Below are the records; locate each line with the word "ffffff" and copy it.

## START

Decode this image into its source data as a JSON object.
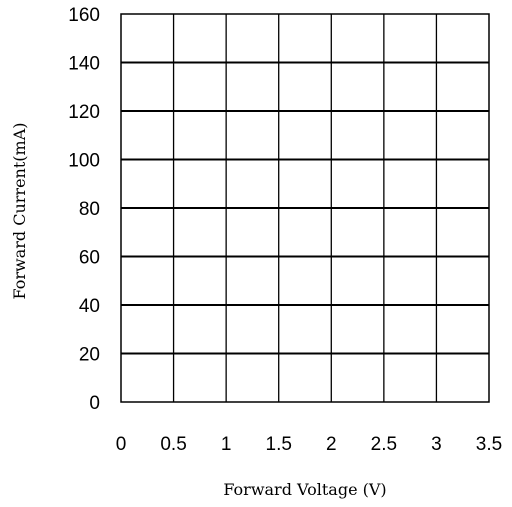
{
  "chart_data": {
    "type": "line",
    "title": "",
    "xlabel": "Forward Voltage (V)",
    "ylabel": "Forward Current(mA)",
    "xlim": [
      0,
      3.5
    ],
    "ylim": [
      0,
      160
    ],
    "x_ticks": [
      0,
      0.5,
      1,
      1.5,
      2,
      2.5,
      3,
      3.5
    ],
    "x_tick_labels": [
      "0",
      "0.5",
      "1",
      "1.5",
      "2",
      "2.5",
      "3",
      "3.5"
    ],
    "y_ticks": [
      0,
      20,
      40,
      60,
      80,
      100,
      120,
      140,
      160
    ],
    "y_tick_labels": [
      "0",
      "20",
      "40",
      "60",
      "80",
      "100",
      "120",
      "140",
      "160"
    ],
    "grid": true,
    "series": [],
    "colors": {
      "grid": "#000000",
      "text": "#000000",
      "background": "#ffffff"
    }
  }
}
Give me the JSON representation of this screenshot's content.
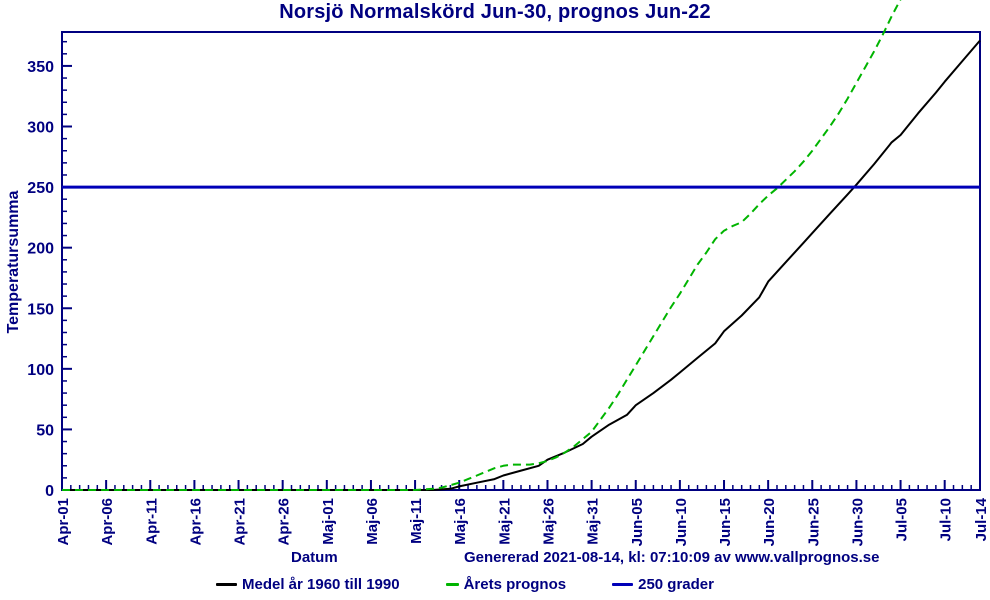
{
  "title": "Norsjö Normalskörd Jun-30, prognos Jun-22",
  "colors": {
    "text": "#000080",
    "frame": "#000080",
    "normal_line": "#000000",
    "prognos_line": "#00b400",
    "reference_line": "#0000b8",
    "background": "#ffffff"
  },
  "footer": {
    "xlabel": "Datum",
    "generated": "Genererad 2021-08-14, kl: 07:10:09 av www.vallprognos.se"
  },
  "legend": [
    {
      "label": "Medel år 1960 till 1990",
      "color": "#000000",
      "style": "solid"
    },
    {
      "label": "Årets prognos",
      "color": "#00b400",
      "style": "dashed"
    },
    {
      "label": "250 grader",
      "color": "#0000b8",
      "style": "solid"
    }
  ],
  "chart_data": {
    "type": "line",
    "title": "Norsjö Normalskörd Jun-30, prognos Jun-22",
    "xlabel": "Datum",
    "ylabel": "Temperatursumma",
    "x_unit": "days since Apr-01",
    "xlim": [
      0,
      104
    ],
    "ylim": [
      0,
      378
    ],
    "grid": false,
    "legend_position": "bottom",
    "x_ticks": {
      "days": [
        0,
        5,
        10,
        15,
        20,
        25,
        30,
        35,
        40,
        45,
        50,
        55,
        60,
        65,
        70,
        75,
        80,
        85,
        90,
        95,
        100,
        104
      ],
      "labels": [
        "Apr-01",
        "Apr-06",
        "Apr-11",
        "Apr-16",
        "Apr-21",
        "Apr-26",
        "Maj-01",
        "Maj-06",
        "Maj-11",
        "Maj-16",
        "Maj-21",
        "Maj-26",
        "Maj-31",
        "Jun-05",
        "Jun-10",
        "Jun-15",
        "Jun-20",
        "Jun-25",
        "Jun-30",
        "Jul-05",
        "Jul-10",
        "Jul-14"
      ]
    },
    "x_minor_step": 1,
    "y_ticks": [
      0,
      50,
      100,
      150,
      200,
      250,
      300,
      350
    ],
    "y_minor_step": 10,
    "reference_line": {
      "value": 250,
      "label": "250 grader"
    },
    "series": [
      {
        "name": "Medel år 1960 till 1990",
        "style": "solid",
        "color": "#000000",
        "points": [
          [
            0,
            0
          ],
          [
            5,
            0
          ],
          [
            10,
            0
          ],
          [
            15,
            0
          ],
          [
            20,
            0
          ],
          [
            25,
            0
          ],
          [
            30,
            0
          ],
          [
            35,
            0
          ],
          [
            40,
            0
          ],
          [
            42,
            0
          ],
          [
            44,
            1
          ],
          [
            45,
            3
          ],
          [
            47,
            6
          ],
          [
            49,
            9
          ],
          [
            50,
            12
          ],
          [
            52,
            16
          ],
          [
            54,
            20
          ],
          [
            55,
            25
          ],
          [
            57,
            31
          ],
          [
            59,
            38
          ],
          [
            60,
            44
          ],
          [
            62,
            54
          ],
          [
            64,
            62
          ],
          [
            65,
            70
          ],
          [
            67,
            80
          ],
          [
            69,
            91
          ],
          [
            70,
            97
          ],
          [
            72,
            109
          ],
          [
            74,
            121
          ],
          [
            75,
            131
          ],
          [
            77,
            144
          ],
          [
            79,
            159
          ],
          [
            80,
            172
          ],
          [
            82,
            188
          ],
          [
            84,
            204
          ],
          [
            85,
            212
          ],
          [
            87,
            228
          ],
          [
            89,
            244
          ],
          [
            90,
            252
          ],
          [
            92,
            269
          ],
          [
            94,
            287
          ],
          [
            95,
            293
          ],
          [
            97,
            311
          ],
          [
            99,
            328
          ],
          [
            100,
            337
          ],
          [
            102,
            354
          ],
          [
            104,
            371
          ]
        ]
      },
      {
        "name": "Årets prognos",
        "style": "dashed",
        "color": "#00b400",
        "points": [
          [
            0,
            0
          ],
          [
            5,
            0
          ],
          [
            10,
            0
          ],
          [
            15,
            0
          ],
          [
            20,
            0
          ],
          [
            25,
            0
          ],
          [
            30,
            0
          ],
          [
            35,
            0
          ],
          [
            40,
            0
          ],
          [
            42,
            1
          ],
          [
            43,
            2
          ],
          [
            44,
            4
          ],
          [
            45,
            6
          ],
          [
            46,
            9
          ],
          [
            47,
            12
          ],
          [
            48,
            15
          ],
          [
            49,
            18
          ],
          [
            50,
            20
          ],
          [
            51,
            21
          ],
          [
            52,
            21
          ],
          [
            53,
            21
          ],
          [
            54,
            22
          ],
          [
            55,
            24
          ],
          [
            56,
            27
          ],
          [
            57,
            31
          ],
          [
            58,
            36
          ],
          [
            59,
            42
          ],
          [
            60,
            48
          ],
          [
            61,
            58
          ],
          [
            62,
            68
          ],
          [
            63,
            79
          ],
          [
            64,
            91
          ],
          [
            65,
            103
          ],
          [
            66,
            115
          ],
          [
            67,
            127
          ],
          [
            68,
            139
          ],
          [
            69,
            151
          ],
          [
            70,
            162
          ],
          [
            71,
            174
          ],
          [
            72,
            186
          ],
          [
            73,
            196
          ],
          [
            74,
            207
          ],
          [
            75,
            214
          ],
          [
            76,
            218
          ],
          [
            77,
            221
          ],
          [
            78,
            228
          ],
          [
            79,
            236
          ],
          [
            80,
            243
          ],
          [
            81,
            249
          ],
          [
            82,
            256
          ],
          [
            83,
            263
          ],
          [
            84,
            271
          ],
          [
            85,
            280
          ],
          [
            86,
            290
          ],
          [
            87,
            300
          ],
          [
            88,
            311
          ],
          [
            89,
            323
          ],
          [
            90,
            336
          ],
          [
            91,
            349
          ],
          [
            92,
            362
          ],
          [
            93,
            376
          ],
          [
            94,
            391
          ],
          [
            95,
            405
          ]
        ]
      }
    ]
  }
}
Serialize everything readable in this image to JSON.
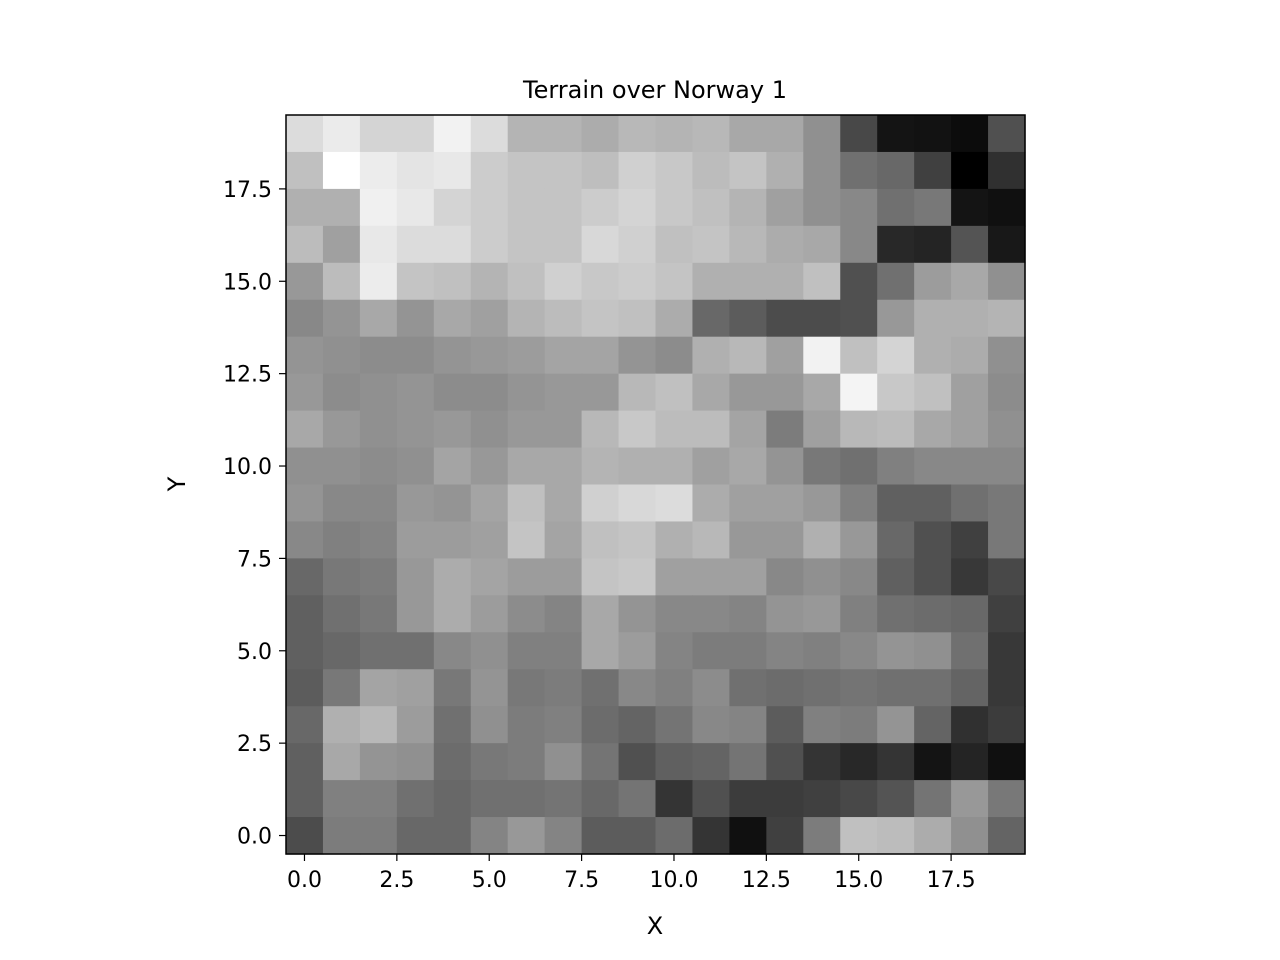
{
  "chart_data": {
    "type": "heatmap",
    "title": "Terrain over Norway 1",
    "xlabel": "X",
    "ylabel": "Y",
    "colormap": "gray",
    "xlim": [
      -0.5,
      19.5
    ],
    "ylim": [
      19.5,
      -0.5
    ],
    "xticks": [
      "0.0",
      "2.5",
      "5.0",
      "7.5",
      "10.0",
      "12.5",
      "15.0",
      "17.5"
    ],
    "yticks": [
      "0.0",
      "2.5",
      "5.0",
      "7.5",
      "10.0",
      "12.5",
      "15.0",
      "17.5"
    ],
    "values": [
      [
        220,
        235,
        212,
        212,
        242,
        220,
        180,
        180,
        172,
        184,
        180,
        184,
        168,
        168,
        144,
        72,
        20,
        18,
        12,
        80
      ],
      [
        192,
        255,
        236,
        228,
        232,
        204,
        196,
        196,
        190,
        208,
        200,
        188,
        196,
        176,
        144,
        112,
        104,
        64,
        0,
        48
      ],
      [
        176,
        176,
        240,
        232,
        212,
        204,
        196,
        196,
        204,
        212,
        200,
        192,
        180,
        160,
        144,
        136,
        112,
        120,
        20,
        16
      ],
      [
        188,
        160,
        232,
        220,
        220,
        204,
        196,
        196,
        216,
        208,
        192,
        196,
        184,
        172,
        168,
        136,
        40,
        36,
        84,
        24
      ],
      [
        152,
        188,
        236,
        196,
        192,
        180,
        192,
        208,
        200,
        204,
        196,
        176,
        176,
        176,
        192,
        80,
        112,
        156,
        168,
        144
      ],
      [
        136,
        148,
        168,
        148,
        168,
        160,
        180,
        188,
        196,
        192,
        172,
        104,
        92,
        76,
        76,
        80,
        152,
        176,
        176,
        180
      ],
      [
        148,
        144,
        140,
        140,
        148,
        152,
        156,
        164,
        164,
        148,
        140,
        176,
        184,
        160,
        242,
        192,
        212,
        176,
        172,
        144
      ],
      [
        152,
        140,
        144,
        148,
        140,
        140,
        148,
        152,
        152,
        184,
        192,
        168,
        152,
        152,
        168,
        244,
        200,
        192,
        160,
        140
      ],
      [
        168,
        152,
        144,
        148,
        152,
        144,
        152,
        152,
        184,
        200,
        188,
        188,
        164,
        124,
        160,
        184,
        188,
        168,
        160,
        144
      ],
      [
        144,
        144,
        140,
        144,
        164,
        152,
        168,
        168,
        180,
        176,
        176,
        160,
        168,
        148,
        120,
        112,
        128,
        136,
        136,
        136
      ],
      [
        148,
        136,
        136,
        152,
        148,
        164,
        192,
        168,
        208,
        216,
        220,
        172,
        160,
        160,
        152,
        128,
        96,
        96,
        112,
        120
      ],
      [
        136,
        128,
        132,
        156,
        156,
        160,
        196,
        164,
        192,
        196,
        176,
        184,
        152,
        152,
        176,
        152,
        104,
        80,
        64,
        120
      ],
      [
        104,
        120,
        124,
        152,
        172,
        164,
        156,
        156,
        196,
        200,
        160,
        160,
        160,
        136,
        144,
        136,
        96,
        80,
        56,
        72
      ],
      [
        96,
        112,
        120,
        152,
        172,
        156,
        140,
        132,
        168,
        148,
        136,
        136,
        132,
        148,
        152,
        128,
        112,
        108,
        104,
        64
      ],
      [
        96,
        104,
        112,
        112,
        136,
        144,
        128,
        128,
        168,
        156,
        132,
        124,
        124,
        132,
        128,
        136,
        148,
        144,
        112,
        56
      ],
      [
        92,
        120,
        164,
        160,
        120,
        148,
        120,
        124,
        112,
        136,
        128,
        140,
        112,
        108,
        112,
        116,
        112,
        112,
        100,
        56
      ],
      [
        104,
        176,
        184,
        156,
        112,
        144,
        124,
        128,
        108,
        100,
        116,
        136,
        132,
        92,
        128,
        124,
        148,
        100,
        48,
        60
      ],
      [
        96,
        168,
        148,
        144,
        108,
        120,
        124,
        144,
        116,
        80,
        96,
        100,
        116,
        80,
        52,
        40,
        52,
        20,
        36,
        16
      ],
      [
        96,
        128,
        128,
        112,
        104,
        112,
        112,
        116,
        104,
        116,
        52,
        80,
        60,
        60,
        64,
        72,
        84,
        116,
        152,
        120
      ],
      [
        76,
        124,
        124,
        104,
        104,
        132,
        152,
        132,
        92,
        92,
        108,
        52,
        16,
        64,
        124,
        192,
        188,
        172,
        144,
        100
      ]
    ]
  }
}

## END

TASK RESPONSE –
      "background": "#ffffff"
    "background": "#ffffff"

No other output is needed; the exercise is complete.